SET EXERCISE
Tally the lines below that contain the word "Potential", and give only that number.

Begin

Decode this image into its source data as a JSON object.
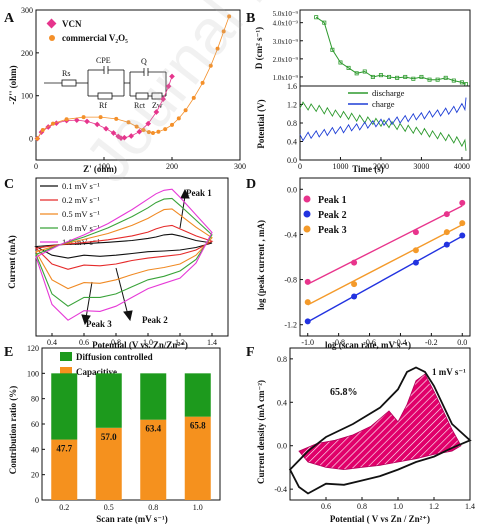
{
  "watermark": "Journal Pre-proof",
  "colors": {
    "vcn": "#e6348c",
    "v2o5": "#f4902a",
    "green": "#2e9a2e",
    "blue": "#1f3fd6",
    "cv_blk": "#111111",
    "cv_blu": "#1f3fd6",
    "cv_red": "#e52a2a",
    "cv_org": "#f08a24",
    "cv_grn": "#3aa33a",
    "cv_mag": "#e63ad7",
    "p1": "#e8348c",
    "p2": "#2233e0",
    "p3": "#f49a2a",
    "bar_green": "#1d9a1d",
    "bar_orange": "#f5911e",
    "hatch": "#e0006a"
  },
  "panels": {
    "A": {
      "letter": "A",
      "xlabel": "Z' (ohm)",
      "ylabel": "-Z'' (ohm)",
      "legend": [
        "VCN",
        "commercial V₂O₅"
      ],
      "circuit": [
        "Rs",
        "CPE",
        "Q",
        "Rf",
        "Rct",
        "Zw"
      ]
    },
    "B": {
      "letter": "B",
      "xlabel": "Time (s)",
      "ylabel_top": "D (cm² s⁻¹)",
      "ylabel_bot": "Potential (V)",
      "legend": [
        "discharge",
        "charge"
      ]
    },
    "C": {
      "letter": "C",
      "xlabel": "Potential (V vs. Zn/Zn²⁺)",
      "ylabel": "Current (mA)",
      "legend": [
        "0.1 mV s⁻¹",
        "0.2 mV s⁻¹",
        "0.5 mV s⁻¹",
        "0.8 mV s⁻¹",
        "1.0 mV s⁻¹"
      ],
      "annotations": [
        "Peak 1",
        "Peak 2",
        "Peak 3"
      ]
    },
    "D": {
      "letter": "D",
      "xlabel": "log (scan rate, mV s⁻¹)",
      "ylabel": "log (peak current , mA)",
      "legend": [
        "Peak 1",
        "Peak 2",
        "Peak 3"
      ]
    },
    "E": {
      "letter": "E",
      "xlabel": "Scan rate (mV s⁻¹)",
      "ylabel": "Contribution ratio (%)",
      "legend": [
        "Diffusion controlled",
        "Capacitive"
      ]
    },
    "F": {
      "letter": "F",
      "xlabel": "Potential ( V vs Zn / Zn²⁺)",
      "ylabel": "Current density (mA cm⁻²)",
      "annotations": [
        "65.8%",
        "1 mV s⁻¹"
      ]
    }
  },
  "chart_data": [
    {
      "type": "scatter",
      "panel": "A",
      "xlim": [
        0,
        300
      ],
      "ylim": [
        -50,
        300
      ],
      "xticks": [
        0,
        100,
        200,
        300
      ],
      "yticks": [
        0,
        100,
        200,
        300
      ],
      "series": [
        {
          "name": "VCN",
          "x": [
            2,
            8,
            18,
            30,
            45,
            60,
            75,
            90,
            103,
            114,
            121,
            125,
            130,
            140,
            152,
            165,
            177,
            187,
            195,
            200
          ],
          "y": [
            0,
            15,
            27,
            36,
            42,
            43,
            40,
            33,
            23,
            13,
            5,
            1,
            2,
            6,
            16,
            35,
            62,
            92,
            122,
            145
          ]
        },
        {
          "name": "commercial V₂O₅",
          "x": [
            2,
            10,
            25,
            45,
            70,
            95,
            118,
            136,
            148,
            158,
            166,
            172,
            180,
            190,
            200,
            210,
            220,
            232,
            245,
            257,
            267,
            276,
            284
          ],
          "y": [
            0,
            20,
            35,
            45,
            50,
            50,
            46,
            38,
            28,
            20,
            15,
            13,
            16,
            22,
            32,
            47,
            66,
            95,
            130,
            170,
            210,
            250,
            285
          ]
        }
      ]
    },
    {
      "type": "line",
      "panel": "B-top",
      "xlim": [
        0,
        4200
      ],
      "ylim": [
        5e-10,
        5e-09
      ],
      "yticks": [
        "5.0x10⁻⁹",
        "4.0x10⁻⁹",
        "3.0x10⁻⁹",
        "2.0x10⁻⁹",
        "1.0x10⁻⁹"
      ],
      "ytick_values": [
        5e-09,
        4e-09,
        3e-09,
        2e-09,
        1e-09
      ],
      "series": [
        {
          "name": "D",
          "x": [
            400,
            600,
            800,
            1000,
            1200,
            1400,
            1600,
            1800,
            2000,
            2200,
            2400,
            2600,
            2800,
            3000,
            3200,
            3400,
            3600,
            3800,
            4000,
            4100
          ],
          "y": [
            4.3e-09,
            4e-09,
            2.5e-09,
            1.8e-09,
            1.5e-09,
            1.2e-09,
            1.3e-09,
            1e-09,
            1.1e-09,
            1e-09,
            9.5e-10,
            1e-09,
            9e-10,
            1e-09,
            8.5e-10,
            8.5e-10,
            9.5e-10,
            8e-10,
            7e-10,
            6e-10
          ]
        }
      ]
    },
    {
      "type": "line",
      "panel": "B-bottom",
      "xlim": [
        0,
        4200
      ],
      "ylim": [
        0.0,
        1.6
      ],
      "xticks": [
        0,
        1000,
        2000,
        3000,
        4000
      ],
      "yticks": [
        0.0,
        0.4,
        0.8,
        1.2,
        1.6
      ],
      "series": [
        {
          "name": "discharge",
          "x": [
            0,
            200,
            400,
            600,
            800,
            1000,
            1200,
            1400,
            1600,
            1800,
            2000,
            2200,
            2400,
            2600,
            2800,
            3000,
            3200,
            3400,
            3600,
            3800,
            4000,
            4100
          ],
          "y": [
            1.12,
            1.08,
            1.05,
            1.0,
            0.95,
            0.92,
            0.88,
            0.84,
            0.8,
            0.77,
            0.73,
            0.7,
            0.66,
            0.62,
            0.58,
            0.55,
            0.5,
            0.46,
            0.42,
            0.37,
            0.3,
            0.2
          ]
        },
        {
          "name": "charge",
          "x": [
            0,
            200,
            400,
            600,
            800,
            1000,
            1200,
            1400,
            1600,
            1800,
            2000,
            2200,
            2400,
            2600,
            2800,
            3000,
            3200,
            3400,
            3600,
            3800,
            4000,
            4100
          ],
          "y": [
            0.55,
            0.6,
            0.63,
            0.66,
            0.7,
            0.72,
            0.76,
            0.78,
            0.82,
            0.85,
            0.88,
            0.9,
            0.93,
            0.96,
            1.0,
            1.02,
            1.06,
            1.08,
            1.12,
            1.16,
            1.22,
            1.35
          ]
        }
      ]
    },
    {
      "type": "line",
      "panel": "C",
      "xlim": [
        0.3,
        1.5
      ],
      "ylim": [
        -2.6,
        1.9
      ],
      "xticks": [
        0.4,
        0.6,
        0.8,
        1.0,
        1.2,
        1.4
      ],
      "x_anodic": [
        0.3,
        0.45,
        0.6,
        0.75,
        0.9,
        1.0,
        1.05,
        1.1,
        1.15,
        1.2,
        1.3,
        1.4
      ],
      "x_cathodic": [
        1.4,
        1.3,
        1.2,
        1.1,
        1.0,
        0.9,
        0.8,
        0.7,
        0.6,
        0.5,
        0.4,
        0.3
      ],
      "series": [
        {
          "name": "0.1 mV s⁻¹",
          "anodic": [
            -0.05,
            0.0,
            0.03,
            0.07,
            0.12,
            0.18,
            0.22,
            0.28,
            0.3,
            0.25,
            0.12,
            0.05
          ],
          "cathodic": [
            0.05,
            -0.08,
            -0.15,
            -0.18,
            -0.2,
            -0.25,
            -0.3,
            -0.33,
            -0.3,
            -0.38,
            -0.3,
            -0.05
          ]
        },
        {
          "name": "0.2 mV s⁻¹",
          "anodic": [
            -0.1,
            0.0,
            0.06,
            0.14,
            0.25,
            0.36,
            0.45,
            0.52,
            0.55,
            0.45,
            0.25,
            0.1
          ],
          "cathodic": [
            0.1,
            -0.15,
            -0.28,
            -0.33,
            -0.38,
            -0.45,
            -0.55,
            -0.6,
            -0.58,
            -0.7,
            -0.55,
            -0.1
          ]
        },
        {
          "name": "0.5 mV s⁻¹",
          "anodic": [
            -0.2,
            0.0,
            0.15,
            0.32,
            0.55,
            0.75,
            0.88,
            1.0,
            1.02,
            0.85,
            0.5,
            0.2
          ],
          "cathodic": [
            0.2,
            -0.3,
            -0.55,
            -0.65,
            -0.72,
            -0.85,
            -1.0,
            -1.1,
            -1.08,
            -1.25,
            -1.0,
            -0.2
          ]
        },
        {
          "name": "0.8 mV s⁻¹",
          "anodic": [
            -0.28,
            0.0,
            0.22,
            0.48,
            0.8,
            1.05,
            1.2,
            1.3,
            1.32,
            1.12,
            0.7,
            0.28
          ],
          "cathodic": [
            0.28,
            -0.42,
            -0.75,
            -0.9,
            -1.0,
            -1.2,
            -1.4,
            -1.5,
            -1.5,
            -1.75,
            -1.4,
            -0.28
          ]
        },
        {
          "name": "1.0 mV s⁻¹",
          "anodic": [
            -0.35,
            0.0,
            0.28,
            0.6,
            1.0,
            1.3,
            1.45,
            1.55,
            1.58,
            1.35,
            0.85,
            0.35
          ],
          "cathodic": [
            0.35,
            -0.52,
            -0.95,
            -1.1,
            -1.25,
            -1.5,
            -1.75,
            -1.9,
            -1.88,
            -2.15,
            -1.7,
            -0.35
          ]
        }
      ]
    },
    {
      "type": "scatter",
      "panel": "D",
      "xlim": [
        -1.05,
        0.05
      ],
      "ylim": [
        -1.3,
        0.1
      ],
      "xticks": [
        -1.0,
        -0.8,
        -0.6,
        -0.4,
        -0.2,
        0.0
      ],
      "yticks": [
        -1.2,
        -0.8,
        -0.4,
        0.0
      ],
      "x": [
        -1.0,
        -0.7,
        -0.3,
        -0.1,
        0.0
      ],
      "series": [
        {
          "name": "Peak 1",
          "values": [
            -0.82,
            -0.65,
            -0.38,
            -0.22,
            -0.12
          ]
        },
        {
          "name": "Peak 2",
          "values": [
            -1.17,
            -0.95,
            -0.65,
            -0.49,
            -0.41
          ]
        },
        {
          "name": "Peak 3",
          "values": [
            -1.0,
            -0.84,
            -0.54,
            -0.38,
            -0.3
          ]
        }
      ]
    },
    {
      "type": "bar",
      "panel": "E",
      "categories": [
        "0.2",
        "0.5",
        "0.8",
        "1.0"
      ],
      "ylim": [
        0,
        120
      ],
      "yticks": [
        0,
        20,
        40,
        60,
        80,
        100,
        120
      ],
      "series": [
        {
          "name": "Capacitive",
          "values": [
            47.7,
            57.0,
            63.4,
            65.8
          ]
        },
        {
          "name": "Diffusion controlled",
          "values": [
            52.3,
            43.0,
            36.6,
            34.2
          ]
        }
      ],
      "labels": [
        "47.7",
        "57.0",
        "63.4",
        "65.8"
      ]
    },
    {
      "type": "area",
      "panel": "F",
      "xlim": [
        0.4,
        1.4
      ],
      "ylim": [
        -0.5,
        0.9
      ],
      "xticks": [
        0.6,
        0.8,
        1.0,
        1.2,
        1.4
      ],
      "yticks": [
        -0.4,
        0.0,
        0.4,
        0.8
      ],
      "outer_x": [
        0.4,
        0.5,
        0.6,
        0.75,
        0.9,
        1.0,
        1.05,
        1.1,
        1.15,
        1.2,
        1.3,
        1.4,
        1.3,
        1.2,
        1.1,
        1.0,
        0.9,
        0.8,
        0.7,
        0.6,
        0.5,
        0.45,
        0.4
      ],
      "outer_y": [
        -0.22,
        -0.05,
        0.08,
        0.2,
        0.35,
        0.52,
        0.68,
        0.72,
        0.68,
        0.55,
        0.2,
        0.05,
        -0.02,
        -0.1,
        -0.15,
        -0.22,
        -0.28,
        -0.32,
        -0.36,
        -0.35,
        -0.44,
        -0.38,
        -0.22
      ],
      "inner_x": [
        0.45,
        0.55,
        0.65,
        0.75,
        0.85,
        0.95,
        1.0,
        1.05,
        1.1,
        1.15,
        1.2,
        1.3,
        1.35,
        1.3,
        1.2,
        1.1,
        1.0,
        0.9,
        0.8,
        0.7,
        0.6,
        0.5,
        0.45
      ],
      "inner_y": [
        -0.05,
        0.02,
        0.05,
        0.1,
        0.18,
        0.32,
        0.22,
        0.38,
        0.6,
        0.66,
        0.5,
        0.15,
        0.0,
        -0.05,
        -0.08,
        -0.12,
        -0.15,
        -0.18,
        -0.2,
        -0.22,
        -0.2,
        -0.15,
        -0.05
      ]
    }
  ]
}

End

COMPLETE RESPONSE
3